(Data listing)

....

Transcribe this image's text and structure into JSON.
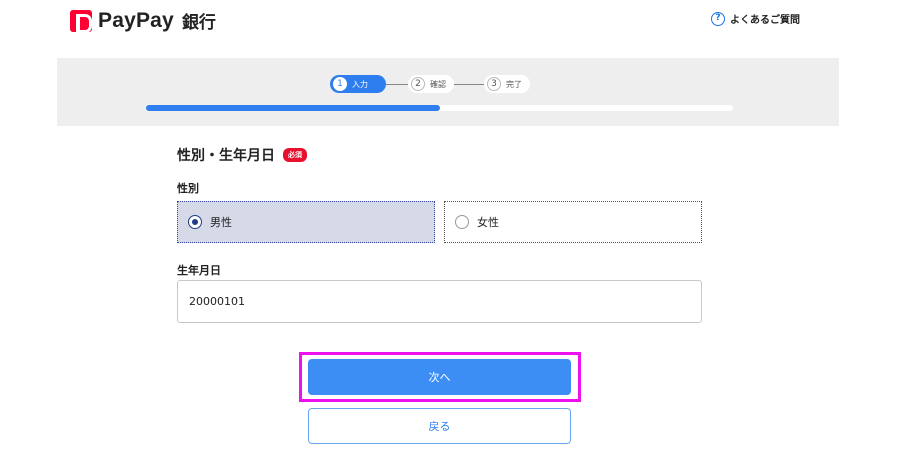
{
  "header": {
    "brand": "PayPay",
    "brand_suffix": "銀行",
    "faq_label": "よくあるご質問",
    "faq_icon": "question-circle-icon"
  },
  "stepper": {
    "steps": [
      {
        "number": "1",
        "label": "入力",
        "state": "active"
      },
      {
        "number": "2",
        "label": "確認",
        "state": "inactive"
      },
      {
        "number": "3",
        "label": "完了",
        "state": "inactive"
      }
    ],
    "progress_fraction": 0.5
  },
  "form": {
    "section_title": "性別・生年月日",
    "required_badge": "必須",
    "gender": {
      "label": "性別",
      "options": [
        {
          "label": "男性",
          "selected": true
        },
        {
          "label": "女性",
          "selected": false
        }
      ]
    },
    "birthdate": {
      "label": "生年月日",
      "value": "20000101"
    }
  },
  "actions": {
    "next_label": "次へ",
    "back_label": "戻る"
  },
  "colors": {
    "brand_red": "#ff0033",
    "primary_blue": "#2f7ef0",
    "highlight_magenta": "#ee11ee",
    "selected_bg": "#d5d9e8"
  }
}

....

WHAT YOU SHOULD DO: Every record above should be transcribed exactly; the pictures stay out of the copy.

THE SOLUTION:
Transcribe this image's text and structure into JSON.
{
  "header": {
    "brand": "PayPay",
    "brand_suffix": "銀行",
    "faq_label": "よくあるご質問",
    "faq_icon": "question-circle-icon"
  },
  "stepper": {
    "steps": [
      {
        "number": "1",
        "label": "入力",
        "state": "active"
      },
      {
        "number": "2",
        "label": "確認",
        "state": "inactive"
      },
      {
        "number": "3",
        "label": "完了",
        "state": "inactive"
      }
    ],
    "progress_fraction": 0.5
  },
  "form": {
    "section_title": "性別・生年月日",
    "required_badge": "必須",
    "gender": {
      "label": "性別",
      "options": [
        {
          "label": "男性",
          "selected": true
        },
        {
          "label": "女性",
          "selected": false
        }
      ]
    },
    "birthdate": {
      "label": "生年月日",
      "value": "20000101"
    }
  },
  "actions": {
    "next_label": "次へ",
    "back_label": "戻る"
  },
  "colors": {
    "brand_red": "#ff0033",
    "primary_blue": "#2f7ef0",
    "highlight_magenta": "#ee11ee",
    "selected_bg": "#d5d9e8"
  }
}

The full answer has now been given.